What this task involves: Look through the data below. Collect every line where the word "Distribution" occurs.

Dataset records:
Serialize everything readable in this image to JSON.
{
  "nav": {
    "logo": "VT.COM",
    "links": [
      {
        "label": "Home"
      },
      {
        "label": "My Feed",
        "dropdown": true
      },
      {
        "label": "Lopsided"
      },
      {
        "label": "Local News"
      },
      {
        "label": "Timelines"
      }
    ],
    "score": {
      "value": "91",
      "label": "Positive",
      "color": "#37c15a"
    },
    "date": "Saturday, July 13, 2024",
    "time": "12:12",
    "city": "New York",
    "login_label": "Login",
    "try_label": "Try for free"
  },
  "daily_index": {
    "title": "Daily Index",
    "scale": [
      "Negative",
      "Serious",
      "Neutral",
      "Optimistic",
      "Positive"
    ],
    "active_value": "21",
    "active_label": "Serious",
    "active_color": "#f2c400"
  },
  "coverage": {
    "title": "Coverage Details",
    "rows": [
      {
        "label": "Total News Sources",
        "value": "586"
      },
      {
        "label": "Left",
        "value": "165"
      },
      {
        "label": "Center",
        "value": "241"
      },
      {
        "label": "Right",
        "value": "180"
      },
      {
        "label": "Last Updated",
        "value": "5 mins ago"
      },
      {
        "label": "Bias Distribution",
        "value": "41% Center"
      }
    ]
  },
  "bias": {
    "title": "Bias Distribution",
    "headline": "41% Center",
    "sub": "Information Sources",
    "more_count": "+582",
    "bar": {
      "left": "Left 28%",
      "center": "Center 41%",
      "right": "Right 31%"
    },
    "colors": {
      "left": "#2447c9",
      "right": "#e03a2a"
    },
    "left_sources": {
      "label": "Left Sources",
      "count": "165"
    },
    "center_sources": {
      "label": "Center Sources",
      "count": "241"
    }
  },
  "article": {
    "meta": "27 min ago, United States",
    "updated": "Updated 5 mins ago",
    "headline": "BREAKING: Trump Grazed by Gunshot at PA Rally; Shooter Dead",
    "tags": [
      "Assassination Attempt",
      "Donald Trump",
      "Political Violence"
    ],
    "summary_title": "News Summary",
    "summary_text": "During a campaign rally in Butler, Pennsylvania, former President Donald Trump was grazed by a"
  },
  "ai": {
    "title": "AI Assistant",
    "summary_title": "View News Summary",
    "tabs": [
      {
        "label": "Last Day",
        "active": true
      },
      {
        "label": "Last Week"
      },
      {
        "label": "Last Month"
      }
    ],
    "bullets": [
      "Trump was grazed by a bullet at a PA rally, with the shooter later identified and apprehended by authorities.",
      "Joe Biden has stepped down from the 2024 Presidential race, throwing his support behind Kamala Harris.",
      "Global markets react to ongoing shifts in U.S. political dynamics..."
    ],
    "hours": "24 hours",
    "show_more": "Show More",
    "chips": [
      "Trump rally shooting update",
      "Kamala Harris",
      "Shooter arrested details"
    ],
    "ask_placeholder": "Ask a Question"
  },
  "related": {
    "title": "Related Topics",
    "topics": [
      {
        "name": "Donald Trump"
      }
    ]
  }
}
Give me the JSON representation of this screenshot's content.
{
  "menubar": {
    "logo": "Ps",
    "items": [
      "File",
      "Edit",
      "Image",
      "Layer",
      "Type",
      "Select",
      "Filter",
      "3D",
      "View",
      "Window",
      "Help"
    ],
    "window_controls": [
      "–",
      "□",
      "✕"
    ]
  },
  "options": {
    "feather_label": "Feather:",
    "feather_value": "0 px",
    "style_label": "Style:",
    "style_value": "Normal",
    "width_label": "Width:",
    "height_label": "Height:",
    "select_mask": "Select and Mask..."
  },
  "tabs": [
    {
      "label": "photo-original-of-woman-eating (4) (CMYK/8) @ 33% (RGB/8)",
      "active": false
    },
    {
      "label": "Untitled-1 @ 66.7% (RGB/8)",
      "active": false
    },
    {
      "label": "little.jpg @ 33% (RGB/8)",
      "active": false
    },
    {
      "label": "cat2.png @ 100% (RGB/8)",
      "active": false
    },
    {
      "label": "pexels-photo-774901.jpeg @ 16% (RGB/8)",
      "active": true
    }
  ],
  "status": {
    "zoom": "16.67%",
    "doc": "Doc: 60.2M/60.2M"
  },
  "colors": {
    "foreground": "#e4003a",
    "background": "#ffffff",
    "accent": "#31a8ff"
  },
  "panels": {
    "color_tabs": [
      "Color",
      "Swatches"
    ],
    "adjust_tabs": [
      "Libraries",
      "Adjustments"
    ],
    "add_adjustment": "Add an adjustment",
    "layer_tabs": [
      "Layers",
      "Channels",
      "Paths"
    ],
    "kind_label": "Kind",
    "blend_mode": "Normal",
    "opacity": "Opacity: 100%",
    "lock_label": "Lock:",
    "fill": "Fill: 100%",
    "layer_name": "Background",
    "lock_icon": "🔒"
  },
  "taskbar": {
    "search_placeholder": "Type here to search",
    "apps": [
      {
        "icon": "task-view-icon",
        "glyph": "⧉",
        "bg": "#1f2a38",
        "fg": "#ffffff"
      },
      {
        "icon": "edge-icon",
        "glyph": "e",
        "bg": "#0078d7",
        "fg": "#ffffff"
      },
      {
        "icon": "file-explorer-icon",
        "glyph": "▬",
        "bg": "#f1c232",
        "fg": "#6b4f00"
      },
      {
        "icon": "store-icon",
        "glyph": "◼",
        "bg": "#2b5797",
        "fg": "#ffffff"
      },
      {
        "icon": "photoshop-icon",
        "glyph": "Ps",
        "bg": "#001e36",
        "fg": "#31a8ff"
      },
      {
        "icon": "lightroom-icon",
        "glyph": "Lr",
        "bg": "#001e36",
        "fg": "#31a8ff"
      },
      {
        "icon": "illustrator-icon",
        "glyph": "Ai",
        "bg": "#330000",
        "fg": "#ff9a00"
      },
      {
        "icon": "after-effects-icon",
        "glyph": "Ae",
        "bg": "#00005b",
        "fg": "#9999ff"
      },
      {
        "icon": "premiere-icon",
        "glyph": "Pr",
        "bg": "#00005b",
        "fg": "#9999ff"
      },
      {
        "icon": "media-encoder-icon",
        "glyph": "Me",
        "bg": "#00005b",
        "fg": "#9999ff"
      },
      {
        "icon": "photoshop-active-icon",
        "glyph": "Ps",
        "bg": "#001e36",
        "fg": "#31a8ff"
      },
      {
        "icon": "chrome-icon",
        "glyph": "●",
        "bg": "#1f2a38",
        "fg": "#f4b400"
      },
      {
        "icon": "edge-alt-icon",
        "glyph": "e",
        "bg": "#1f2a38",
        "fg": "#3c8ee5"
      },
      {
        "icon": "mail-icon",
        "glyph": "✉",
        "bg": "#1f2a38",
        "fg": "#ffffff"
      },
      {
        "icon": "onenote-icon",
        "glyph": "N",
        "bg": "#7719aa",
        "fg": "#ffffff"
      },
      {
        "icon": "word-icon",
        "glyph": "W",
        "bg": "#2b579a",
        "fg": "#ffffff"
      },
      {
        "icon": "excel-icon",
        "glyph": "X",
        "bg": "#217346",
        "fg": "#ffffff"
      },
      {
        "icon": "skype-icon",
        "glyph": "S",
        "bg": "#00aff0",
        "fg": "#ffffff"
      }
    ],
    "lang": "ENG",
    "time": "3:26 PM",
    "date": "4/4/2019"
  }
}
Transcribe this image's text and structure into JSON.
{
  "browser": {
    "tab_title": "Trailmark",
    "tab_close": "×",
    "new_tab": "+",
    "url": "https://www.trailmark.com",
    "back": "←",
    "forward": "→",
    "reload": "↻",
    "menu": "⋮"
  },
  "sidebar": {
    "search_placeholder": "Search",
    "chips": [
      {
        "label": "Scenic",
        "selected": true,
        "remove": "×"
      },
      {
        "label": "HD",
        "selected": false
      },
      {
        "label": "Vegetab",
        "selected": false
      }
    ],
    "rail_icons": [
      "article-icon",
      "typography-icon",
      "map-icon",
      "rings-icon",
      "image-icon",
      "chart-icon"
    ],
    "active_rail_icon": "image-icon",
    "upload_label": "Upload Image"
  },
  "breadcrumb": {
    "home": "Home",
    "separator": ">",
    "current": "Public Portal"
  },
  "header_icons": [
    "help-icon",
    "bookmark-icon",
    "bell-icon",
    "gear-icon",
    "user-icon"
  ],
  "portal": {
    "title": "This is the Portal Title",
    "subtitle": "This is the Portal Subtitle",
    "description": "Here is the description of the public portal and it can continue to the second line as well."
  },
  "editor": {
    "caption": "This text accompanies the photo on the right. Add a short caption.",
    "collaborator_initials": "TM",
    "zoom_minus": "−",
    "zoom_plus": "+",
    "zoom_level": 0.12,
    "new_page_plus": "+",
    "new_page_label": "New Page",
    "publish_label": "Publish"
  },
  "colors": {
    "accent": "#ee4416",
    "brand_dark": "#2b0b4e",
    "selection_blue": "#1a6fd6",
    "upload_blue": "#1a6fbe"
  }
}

Answer to the exercise:
        "label": "Bias Distribution",
    "title": "Bias Distribution",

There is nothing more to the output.